[Dataset extract start]

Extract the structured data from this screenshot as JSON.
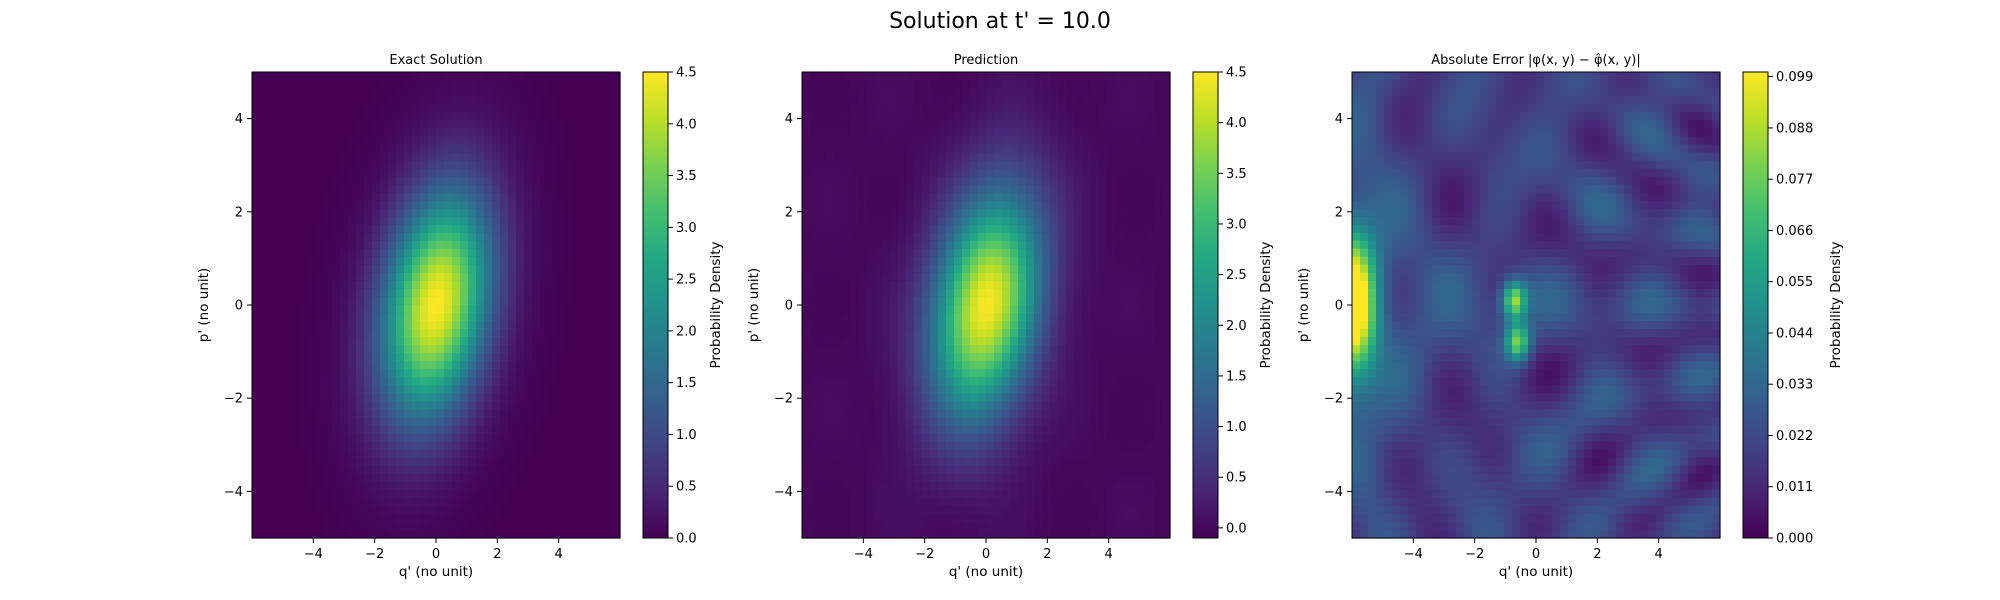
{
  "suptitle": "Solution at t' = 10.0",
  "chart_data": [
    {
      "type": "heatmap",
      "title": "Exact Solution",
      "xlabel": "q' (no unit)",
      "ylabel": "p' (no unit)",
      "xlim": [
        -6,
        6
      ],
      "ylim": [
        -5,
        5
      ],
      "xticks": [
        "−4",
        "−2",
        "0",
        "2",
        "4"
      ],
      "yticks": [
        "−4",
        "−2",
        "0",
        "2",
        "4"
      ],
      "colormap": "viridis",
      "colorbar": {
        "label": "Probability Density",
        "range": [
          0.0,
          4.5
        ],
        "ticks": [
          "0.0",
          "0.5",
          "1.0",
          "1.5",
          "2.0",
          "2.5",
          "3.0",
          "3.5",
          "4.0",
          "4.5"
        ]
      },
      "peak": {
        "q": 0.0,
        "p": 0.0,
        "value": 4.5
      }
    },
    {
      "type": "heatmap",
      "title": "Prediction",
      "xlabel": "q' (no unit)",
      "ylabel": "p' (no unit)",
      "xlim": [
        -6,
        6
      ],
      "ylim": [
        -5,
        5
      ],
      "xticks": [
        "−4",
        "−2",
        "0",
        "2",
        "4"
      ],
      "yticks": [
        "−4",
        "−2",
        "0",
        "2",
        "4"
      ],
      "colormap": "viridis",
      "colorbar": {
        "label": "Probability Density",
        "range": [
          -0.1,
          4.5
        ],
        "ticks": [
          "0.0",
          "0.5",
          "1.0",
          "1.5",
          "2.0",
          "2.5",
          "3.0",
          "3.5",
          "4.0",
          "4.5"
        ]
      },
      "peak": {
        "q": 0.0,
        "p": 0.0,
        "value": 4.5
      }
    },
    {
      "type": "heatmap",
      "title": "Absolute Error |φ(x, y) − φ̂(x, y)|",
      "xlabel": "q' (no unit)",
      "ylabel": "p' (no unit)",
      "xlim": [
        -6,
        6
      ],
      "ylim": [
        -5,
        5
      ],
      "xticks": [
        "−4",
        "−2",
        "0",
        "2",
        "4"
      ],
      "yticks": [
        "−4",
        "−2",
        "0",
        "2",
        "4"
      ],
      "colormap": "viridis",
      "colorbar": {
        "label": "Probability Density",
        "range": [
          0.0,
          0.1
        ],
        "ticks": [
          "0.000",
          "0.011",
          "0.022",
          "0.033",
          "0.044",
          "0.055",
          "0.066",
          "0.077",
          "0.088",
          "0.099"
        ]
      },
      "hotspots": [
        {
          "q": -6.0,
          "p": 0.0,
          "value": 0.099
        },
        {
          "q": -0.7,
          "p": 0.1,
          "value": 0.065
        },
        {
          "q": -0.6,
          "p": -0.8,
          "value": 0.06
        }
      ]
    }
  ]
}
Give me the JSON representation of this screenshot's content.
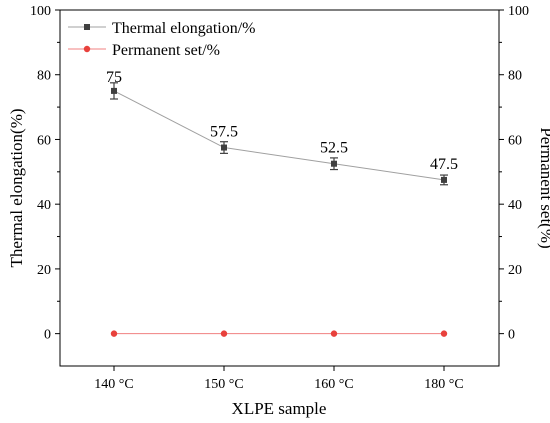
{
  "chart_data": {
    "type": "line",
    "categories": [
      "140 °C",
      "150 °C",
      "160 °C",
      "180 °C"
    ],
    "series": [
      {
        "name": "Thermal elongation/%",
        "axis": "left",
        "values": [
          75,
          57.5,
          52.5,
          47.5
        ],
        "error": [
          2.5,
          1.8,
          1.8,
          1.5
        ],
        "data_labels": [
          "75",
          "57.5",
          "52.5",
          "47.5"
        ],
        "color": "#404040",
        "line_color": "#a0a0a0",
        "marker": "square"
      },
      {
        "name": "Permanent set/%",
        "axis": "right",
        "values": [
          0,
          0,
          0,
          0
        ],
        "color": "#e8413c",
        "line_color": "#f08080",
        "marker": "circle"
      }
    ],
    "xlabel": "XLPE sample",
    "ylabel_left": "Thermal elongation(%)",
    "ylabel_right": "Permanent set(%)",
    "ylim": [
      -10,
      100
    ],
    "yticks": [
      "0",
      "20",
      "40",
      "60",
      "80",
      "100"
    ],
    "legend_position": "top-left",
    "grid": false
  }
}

[Dataset extract end]

**Exercise directions**. Return all the entries word for word, but omit any pictures they contain.

**Response for this exercise**.
Extract the structured data from this screenshot as JSON.
{
  "suptitle": "Solution at t' = 10.0",
  "chart_data": [
    {
      "type": "heatmap",
      "title": "Exact Solution",
      "xlabel": "q' (no unit)",
      "ylabel": "p' (no unit)",
      "xlim": [
        -6,
        6
      ],
      "ylim": [
        -5,
        5
      ],
      "xticks": [
        "−4",
        "−2",
        "0",
        "2",
        "4"
      ],
      "yticks": [
        "−4",
        "−2",
        "0",
        "2",
        "4"
      ],
      "colormap": "viridis",
      "colorbar": {
        "label": "Probability Density",
        "range": [
          0.0,
          4.5
        ],
        "ticks": [
          "0.0",
          "0.5",
          "1.0",
          "1.5",
          "2.0",
          "2.5",
          "3.0",
          "3.5",
          "4.0",
          "4.5"
        ]
      },
      "peak": {
        "q": 0.0,
        "p": 0.0,
        "value": 4.5
      }
    },
    {
      "type": "heatmap",
      "title": "Prediction",
      "xlabel": "q' (no unit)",
      "ylabel": "p' (no unit)",
      "xlim": [
        -6,
        6
      ],
      "ylim": [
        -5,
        5
      ],
      "xticks": [
        "−4",
        "−2",
        "0",
        "2",
        "4"
      ],
      "yticks": [
        "−4",
        "−2",
        "0",
        "2",
        "4"
      ],
      "colormap": "viridis",
      "colorbar": {
        "label": "Probability Density",
        "range": [
          -0.1,
          4.5
        ],
        "ticks": [
          "0.0",
          "0.5",
          "1.0",
          "1.5",
          "2.0",
          "2.5",
          "3.0",
          "3.5",
          "4.0",
          "4.5"
        ]
      },
      "peak": {
        "q": 0.0,
        "p": 0.0,
        "value": 4.5
      }
    },
    {
      "type": "heatmap",
      "title": "Absolute Error |φ(x, y) − φ̂(x, y)|",
      "xlabel": "q' (no unit)",
      "ylabel": "p' (no unit)",
      "xlim": [
        -6,
        6
      ],
      "ylim": [
        -5,
        5
      ],
      "xticks": [
        "−4",
        "−2",
        "0",
        "2",
        "4"
      ],
      "yticks": [
        "−4",
        "−2",
        "0",
        "2",
        "4"
      ],
      "colormap": "viridis",
      "colorbar": {
        "label": "Probability Density",
        "range": [
          0.0,
          0.1
        ],
        "ticks": [
          "0.000",
          "0.011",
          "0.022",
          "0.033",
          "0.044",
          "0.055",
          "0.066",
          "0.077",
          "0.088",
          "0.099"
        ]
      },
      "hotspots": [
        {
          "q": -6.0,
          "p": 0.0,
          "value": 0.099
        },
        {
          "q": -0.7,
          "p": 0.1,
          "value": 0.065
        },
        {
          "q": -0.6,
          "p": -0.8,
          "value": 0.06
        }
      ]
    }
  ]
}
Give me the JSON representation of this screenshot's content.
{
  "chart_data": {
    "type": "line",
    "categories": [
      "140 °C",
      "150 °C",
      "160 °C",
      "180 °C"
    ],
    "series": [
      {
        "name": "Thermal elongation/%",
        "axis": "left",
        "values": [
          75,
          57.5,
          52.5,
          47.5
        ],
        "error": [
          2.5,
          1.8,
          1.8,
          1.5
        ],
        "data_labels": [
          "75",
          "57.5",
          "52.5",
          "47.5"
        ],
        "color": "#404040",
        "line_color": "#a0a0a0",
        "marker": "square"
      },
      {
        "name": "Permanent set/%",
        "axis": "right",
        "values": [
          0,
          0,
          0,
          0
        ],
        "color": "#e8413c",
        "line_color": "#f08080",
        "marker": "circle"
      }
    ],
    "xlabel": "XLPE sample",
    "ylabel_left": "Thermal elongation(%)",
    "ylabel_right": "Permanent set(%)",
    "ylim": [
      -10,
      100
    ],
    "yticks": [
      "0",
      "20",
      "40",
      "60",
      "80",
      "100"
    ],
    "legend_position": "top-left",
    "grid": false
  }
}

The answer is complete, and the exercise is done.